(Stored entries)
* * *

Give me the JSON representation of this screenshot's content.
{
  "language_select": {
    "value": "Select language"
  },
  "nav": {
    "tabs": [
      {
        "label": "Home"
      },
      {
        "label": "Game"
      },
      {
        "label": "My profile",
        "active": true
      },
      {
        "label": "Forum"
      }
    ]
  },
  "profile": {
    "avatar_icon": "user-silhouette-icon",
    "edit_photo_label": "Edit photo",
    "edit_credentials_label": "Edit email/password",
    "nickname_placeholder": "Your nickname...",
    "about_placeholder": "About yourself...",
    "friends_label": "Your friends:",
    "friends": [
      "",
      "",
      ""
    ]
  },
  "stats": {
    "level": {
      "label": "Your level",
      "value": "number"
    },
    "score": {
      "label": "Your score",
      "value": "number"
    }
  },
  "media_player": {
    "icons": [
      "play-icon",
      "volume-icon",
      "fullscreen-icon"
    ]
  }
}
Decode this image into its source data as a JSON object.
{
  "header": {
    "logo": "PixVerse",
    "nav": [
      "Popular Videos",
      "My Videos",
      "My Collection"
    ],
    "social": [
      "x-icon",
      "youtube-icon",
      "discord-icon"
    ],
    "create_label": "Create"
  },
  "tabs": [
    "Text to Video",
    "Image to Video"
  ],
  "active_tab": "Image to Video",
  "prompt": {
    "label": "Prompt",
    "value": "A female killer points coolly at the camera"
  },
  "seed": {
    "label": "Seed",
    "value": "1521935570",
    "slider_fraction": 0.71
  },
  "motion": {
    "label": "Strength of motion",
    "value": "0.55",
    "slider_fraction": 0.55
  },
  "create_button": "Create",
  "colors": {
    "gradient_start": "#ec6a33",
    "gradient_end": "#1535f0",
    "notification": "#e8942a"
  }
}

* * *

## WHAT YOU SHOULD DO
Retype every record above exactly as written.

## EXERCISE SOLUTION
Give me the JSON representation of this screenshot's content.
{
  "language_select": {
    "value": "Select language"
  },
  "nav": {
    "tabs": [
      {
        "label": "Home"
      },
      {
        "label": "Game"
      },
      {
        "label": "My profile",
        "active": true
      },
      {
        "label": "Forum"
      }
    ]
  },
  "profile": {
    "avatar_icon": "user-silhouette-icon",
    "edit_photo_label": "Edit photo",
    "edit_credentials_label": "Edit email/password",
    "nickname_placeholder": "Your nickname...",
    "about_placeholder": "About yourself...",
    "friends_label": "Your friends:",
    "friends": [
      "",
      "",
      ""
    ]
  },
  "stats": {
    "level": {
      "label": "Your level",
      "value": "number"
    },
    "score": {
      "label": "Your score",
      "value": "number"
    }
  },
  "media_player": {
    "icons": [
      "play-icon",
      "volume-icon",
      "fullscreen-icon"
    ]
  }
}
Decode this image into its source data as a JSON object.
{
  "header": {
    "logo": "PixVerse",
    "nav": [
      "Popular Videos",
      "My Videos",
      "My Collection"
    ],
    "social": [
      "x-icon",
      "youtube-icon",
      "discord-icon"
    ],
    "create_label": "Create"
  },
  "tabs": [
    "Text to Video",
    "Image to Video"
  ],
  "active_tab": "Image to Video",
  "prompt": {
    "label": "Prompt",
    "value": "A female killer points coolly at the camera"
  },
  "seed": {
    "label": "Seed",
    "value": "1521935570",
    "slider_fraction": 0.71
  },
  "motion": {
    "label": "Strength of motion",
    "value": "0.55",
    "slider_fraction": 0.55
  },
  "create_button": "Create",
  "colors": {
    "gradient_start": "#ec6a33",
    "gradient_end": "#1535f0",
    "notification": "#e8942a"
  }
}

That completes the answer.